>> Start RECORDS TO PROCESS
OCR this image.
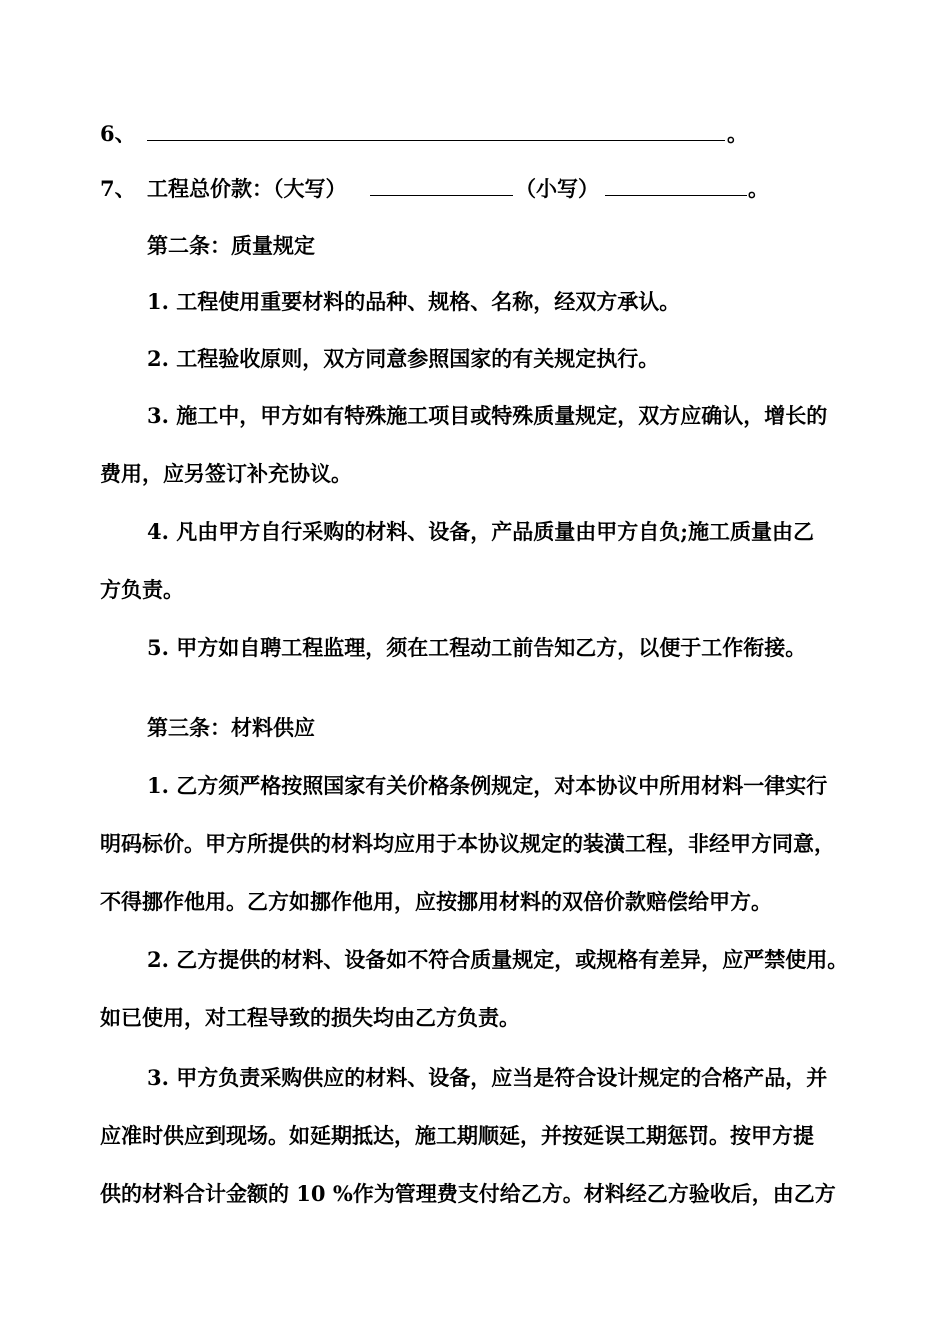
6、	。
7、 工程总价款：（大写）	（小写）	。
第二条：质量规定
1. 工程使用重要材料的品种、规格、名称，经双方承认。
2. 工程验收原则，双方同意参照国家的有关规定执行。
3. 施工中，甲方如有特殊施工项目或特殊质量规定，双方应确认，增长的
费用，应另签订补充协议。
4. 凡由甲方自行采购的材料、设备，产品质量由甲方自负;施工质量由乙
方负责。
5. 甲方如自聘工程监理，须在工程动工前告知乙方，以便于工作衔接。
第三条：材料供应
1. 乙方须严格按照国家有关价格条例规定，对本协议中所用材料一律实行
明码标价。甲方所提供的材料均应用于本协议规定的装潢工程，非经甲方同意，
不得挪作他用。乙方如挪作他用，应按挪用材料的双倍价款赔偿给甲方。
2. 乙方提供的材料、设备如不符合质量规定，或规格有差异，应严禁使用。
如已使用，对工程导致的损失均由乙方负责。
3. 甲方负责采购供应的材料、设备，应当是符合设计规定的合格产品，并
应准时供应到现场。如延期抵达，施工期顺延，并按延误工期惩罚。按甲方提
供的材料合计金额的 10 %作为管理费支付给乙方。材料经乙方验收后，由乙方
>> End RECORDS TO PROCESS
### GIVEN TASK
Write out the entries again, exactly as given, skipping any images.

### COMPLETED TASK
OCR this image.
6、	。
7、 工程总价款：（大写）	（小写）	。
第二条：质量规定
1. 工程使用重要材料的品种、规格、名称，经双方承认。
2. 工程验收原则，双方同意参照国家的有关规定执行。
3. 施工中，甲方如有特殊施工项目或特殊质量规定，双方应确认，增长的
费用，应另签订补充协议。
4. 凡由甲方自行采购的材料、设备，产品质量由甲方自负;施工质量由乙
方负责。
5. 甲方如自聘工程监理，须在工程动工前告知乙方，以便于工作衔接。
第三条：材料供应
1. 乙方须严格按照国家有关价格条例规定，对本协议中所用材料一律实行
明码标价。甲方所提供的材料均应用于本协议规定的装潢工程，非经甲方同意，
不得挪作他用。乙方如挪作他用，应按挪用材料的双倍价款赔偿给甲方。
2. 乙方提供的材料、设备如不符合质量规定，或规格有差异，应严禁使用。
如已使用，对工程导致的损失均由乙方负责。
3. 甲方负责采购供应的材料、设备，应当是符合设计规定的合格产品，并
应准时供应到现场。如延期抵达，施工期顺延，并按延误工期惩罚。按甲方提
供的材料合计金额的 10 %作为管理费支付给乙方。材料经乙方验收后，由乙方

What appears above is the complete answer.